WHAT TO DO:
Write out the material again word for word, dropping any images it holds.

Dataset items
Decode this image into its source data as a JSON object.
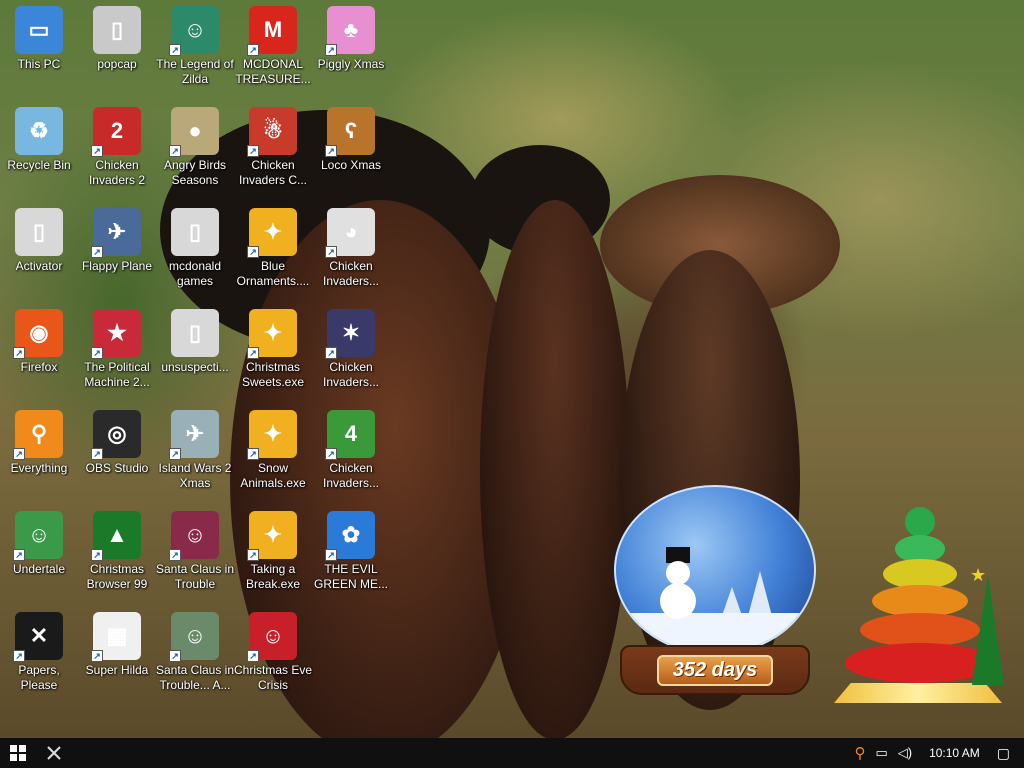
{
  "desktop": {
    "icons": [
      {
        "label": "This PC",
        "icon": "this-pc-icon",
        "color": "#3b86d8",
        "glyph": "▭",
        "shortcut": false
      },
      {
        "label": "popcap",
        "icon": "folder-icon",
        "color": "#c9c9c9",
        "glyph": "▯",
        "shortcut": false
      },
      {
        "label": "The Legend of Zilda",
        "icon": "game-icon",
        "color": "#2c8a6a",
        "glyph": "☺",
        "shortcut": true
      },
      {
        "label": "MCDONAL TREASURE...",
        "icon": "mcdonalds-icon",
        "color": "#d8261c",
        "glyph": "M",
        "shortcut": true
      },
      {
        "label": "Piggly Xmas",
        "icon": "pig-icon",
        "color": "#e88fd2",
        "glyph": "♣",
        "shortcut": true
      },
      {
        "label": "Recycle Bin",
        "icon": "recycle-bin-icon",
        "color": "#78b8e0",
        "glyph": "♻",
        "shortcut": false
      },
      {
        "label": "Chicken Invaders 2",
        "icon": "chicken-icon",
        "color": "#c82a2a",
        "glyph": "2",
        "shortcut": true
      },
      {
        "label": "Angry Birds Seasons",
        "icon": "angry-birds-icon",
        "color": "#b8a87a",
        "glyph": "●",
        "shortcut": true
      },
      {
        "label": "Chicken Invaders C...",
        "icon": "chicken-icon",
        "color": "#c83a2a",
        "glyph": "☃",
        "shortcut": true
      },
      {
        "label": "Loco Xmas",
        "icon": "bear-icon",
        "color": "#b8742a",
        "glyph": "ʕ",
        "shortcut": true
      },
      {
        "label": "Activator",
        "icon": "file-icon",
        "color": "#d8d8d8",
        "glyph": "▯",
        "shortcut": false
      },
      {
        "label": "Flappy Plane",
        "icon": "game-icon",
        "color": "#4a6a9a",
        "glyph": "✈",
        "shortcut": true
      },
      {
        "label": "mcdonald games",
        "icon": "folder-icon",
        "color": "#d8d8d8",
        "glyph": "▯",
        "shortcut": false
      },
      {
        "label": "Blue Ornaments....",
        "icon": "puzzle-icon",
        "color": "#f0b020",
        "glyph": "✦",
        "shortcut": true
      },
      {
        "label": "Chicken Invaders...",
        "icon": "chicken-icon",
        "color": "#e0e0e0",
        "glyph": "◕",
        "shortcut": true
      },
      {
        "label": "Firefox",
        "icon": "firefox-icon",
        "color": "#e8561a",
        "glyph": "◉",
        "shortcut": true
      },
      {
        "label": "The Political Machine 2...",
        "icon": "political-icon",
        "color": "#c82a3a",
        "glyph": "★",
        "shortcut": true
      },
      {
        "label": "unsuspecti...",
        "icon": "file-icon",
        "color": "#d8d8d8",
        "glyph": "▯",
        "shortcut": false
      },
      {
        "label": "Christmas Sweets.exe",
        "icon": "puzzle-icon",
        "color": "#f0b020",
        "glyph": "✦",
        "shortcut": true
      },
      {
        "label": "Chicken Invaders...",
        "icon": "chicken-icon",
        "color": "#3a3a6a",
        "glyph": "✶",
        "shortcut": true
      },
      {
        "label": "Everything",
        "icon": "search-icon",
        "color": "#f08a1a",
        "glyph": "⚲",
        "shortcut": true
      },
      {
        "label": "OBS Studio",
        "icon": "obs-icon",
        "color": "#2a2a2a",
        "glyph": "◎",
        "shortcut": true
      },
      {
        "label": "Island Wars 2 Xmas",
        "icon": "game-icon",
        "color": "#9ab0b8",
        "glyph": "✈",
        "shortcut": true
      },
      {
        "label": "Snow Animals.exe",
        "icon": "puzzle-icon",
        "color": "#f0b020",
        "glyph": "✦",
        "shortcut": true
      },
      {
        "label": "Chicken Invaders...",
        "icon": "chicken-icon",
        "color": "#3a9a3a",
        "glyph": "4",
        "shortcut": true
      },
      {
        "label": "Undertale",
        "icon": "undertale-icon",
        "color": "#3a9a4a",
        "glyph": "☺",
        "shortcut": true
      },
      {
        "label": "Christmas Browser 99",
        "icon": "christmas-tree-icon",
        "color": "#1a7a2a",
        "glyph": "▲",
        "shortcut": true
      },
      {
        "label": "Santa Claus in Trouble",
        "icon": "santa-icon",
        "color": "#8a2a4a",
        "glyph": "☺",
        "shortcut": true
      },
      {
        "label": "Taking a Break.exe",
        "icon": "puzzle-icon",
        "color": "#f0b020",
        "glyph": "✦",
        "shortcut": true
      },
      {
        "label": "THE EVIL GREEN ME...",
        "icon": "msn-icon",
        "color": "#2a7ad8",
        "glyph": "✿",
        "shortcut": true
      },
      {
        "label": "Papers, Please",
        "icon": "papers-please-icon",
        "color": "#1a1a1a",
        "glyph": "✕",
        "shortcut": true
      },
      {
        "label": "Super Hilda",
        "icon": "pixel-icon",
        "color": "#f0f0f0",
        "glyph": "▦",
        "shortcut": true
      },
      {
        "label": "Santa Claus in Trouble... A...",
        "icon": "santa-icon",
        "color": "#6a8a6a",
        "glyph": "☺",
        "shortcut": true
      },
      {
        "label": "Christmas Eve Crisis",
        "icon": "santa-icon",
        "color": "#c8202a",
        "glyph": "☺",
        "shortcut": true
      }
    ]
  },
  "gadgets": {
    "countdown_days": "352 days"
  },
  "taskbar": {
    "start_icon": "windows-start-icon",
    "tools_icon": "tools-icon",
    "tray": {
      "search": "search-tray-icon",
      "network": "network-icon",
      "volume": "volume-icon",
      "clock": "10:10 AM",
      "notifications": "notification-icon"
    }
  }
}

THE RESULT:
Decode this image into its source data as a JSON object.
{
  "desktop": {
    "icons": [
      {
        "label": "This PC",
        "icon": "this-pc-icon",
        "color": "#3b86d8",
        "glyph": "▭",
        "shortcut": false
      },
      {
        "label": "popcap",
        "icon": "folder-icon",
        "color": "#c9c9c9",
        "glyph": "▯",
        "shortcut": false
      },
      {
        "label": "The Legend of Zilda",
        "icon": "game-icon",
        "color": "#2c8a6a",
        "glyph": "☺",
        "shortcut": true
      },
      {
        "label": "MCDONAL TREASURE...",
        "icon": "mcdonalds-icon",
        "color": "#d8261c",
        "glyph": "M",
        "shortcut": true
      },
      {
        "label": "Piggly Xmas",
        "icon": "pig-icon",
        "color": "#e88fd2",
        "glyph": "♣",
        "shortcut": true
      },
      {
        "label": "Recycle Bin",
        "icon": "recycle-bin-icon",
        "color": "#78b8e0",
        "glyph": "♻",
        "shortcut": false
      },
      {
        "label": "Chicken Invaders 2",
        "icon": "chicken-icon",
        "color": "#c82a2a",
        "glyph": "2",
        "shortcut": true
      },
      {
        "label": "Angry Birds Seasons",
        "icon": "angry-birds-icon",
        "color": "#b8a87a",
        "glyph": "●",
        "shortcut": true
      },
      {
        "label": "Chicken Invaders C...",
        "icon": "chicken-icon",
        "color": "#c83a2a",
        "glyph": "☃",
        "shortcut": true
      },
      {
        "label": "Loco Xmas",
        "icon": "bear-icon",
        "color": "#b8742a",
        "glyph": "ʕ",
        "shortcut": true
      },
      {
        "label": "Activator",
        "icon": "file-icon",
        "color": "#d8d8d8",
        "glyph": "▯",
        "shortcut": false
      },
      {
        "label": "Flappy Plane",
        "icon": "game-icon",
        "color": "#4a6a9a",
        "glyph": "✈",
        "shortcut": true
      },
      {
        "label": "mcdonald games",
        "icon": "folder-icon",
        "color": "#d8d8d8",
        "glyph": "▯",
        "shortcut": false
      },
      {
        "label": "Blue Ornaments....",
        "icon": "puzzle-icon",
        "color": "#f0b020",
        "glyph": "✦",
        "shortcut": true
      },
      {
        "label": "Chicken Invaders...",
        "icon": "chicken-icon",
        "color": "#e0e0e0",
        "glyph": "◕",
        "shortcut": true
      },
      {
        "label": "Firefox",
        "icon": "firefox-icon",
        "color": "#e8561a",
        "glyph": "◉",
        "shortcut": true
      },
      {
        "label": "The Political Machine 2...",
        "icon": "political-icon",
        "color": "#c82a3a",
        "glyph": "★",
        "shortcut": true
      },
      {
        "label": "unsuspecti...",
        "icon": "file-icon",
        "color": "#d8d8d8",
        "glyph": "▯",
        "shortcut": false
      },
      {
        "label": "Christmas Sweets.exe",
        "icon": "puzzle-icon",
        "color": "#f0b020",
        "glyph": "✦",
        "shortcut": true
      },
      {
        "label": "Chicken Invaders...",
        "icon": "chicken-icon",
        "color": "#3a3a6a",
        "glyph": "✶",
        "shortcut": true
      },
      {
        "label": "Everything",
        "icon": "search-icon",
        "color": "#f08a1a",
        "glyph": "⚲",
        "shortcut": true
      },
      {
        "label": "OBS Studio",
        "icon": "obs-icon",
        "color": "#2a2a2a",
        "glyph": "◎",
        "shortcut": true
      },
      {
        "label": "Island Wars 2 Xmas",
        "icon": "game-icon",
        "color": "#9ab0b8",
        "glyph": "✈",
        "shortcut": true
      },
      {
        "label": "Snow Animals.exe",
        "icon": "puzzle-icon",
        "color": "#f0b020",
        "glyph": "✦",
        "shortcut": true
      },
      {
        "label": "Chicken Invaders...",
        "icon": "chicken-icon",
        "color": "#3a9a3a",
        "glyph": "4",
        "shortcut": true
      },
      {
        "label": "Undertale",
        "icon": "undertale-icon",
        "color": "#3a9a4a",
        "glyph": "☺",
        "shortcut": true
      },
      {
        "label": "Christmas Browser 99",
        "icon": "christmas-tree-icon",
        "color": "#1a7a2a",
        "glyph": "▲",
        "shortcut": true
      },
      {
        "label": "Santa Claus in Trouble",
        "icon": "santa-icon",
        "color": "#8a2a4a",
        "glyph": "☺",
        "shortcut": true
      },
      {
        "label": "Taking a Break.exe",
        "icon": "puzzle-icon",
        "color": "#f0b020",
        "glyph": "✦",
        "shortcut": true
      },
      {
        "label": "THE EVIL GREEN ME...",
        "icon": "msn-icon",
        "color": "#2a7ad8",
        "glyph": "✿",
        "shortcut": true
      },
      {
        "label": "Papers, Please",
        "icon": "papers-please-icon",
        "color": "#1a1a1a",
        "glyph": "✕",
        "shortcut": true
      },
      {
        "label": "Super Hilda",
        "icon": "pixel-icon",
        "color": "#f0f0f0",
        "glyph": "▦",
        "shortcut": true
      },
      {
        "label": "Santa Claus in Trouble... A...",
        "icon": "santa-icon",
        "color": "#6a8a6a",
        "glyph": "☺",
        "shortcut": true
      },
      {
        "label": "Christmas Eve Crisis",
        "icon": "santa-icon",
        "color": "#c8202a",
        "glyph": "☺",
        "shortcut": true
      }
    ]
  },
  "gadgets": {
    "countdown_days": "352 days"
  },
  "taskbar": {
    "start_icon": "windows-start-icon",
    "tools_icon": "tools-icon",
    "tray": {
      "search": "search-tray-icon",
      "network": "network-icon",
      "volume": "volume-icon",
      "clock": "10:10 AM",
      "notifications": "notification-icon"
    }
  }
}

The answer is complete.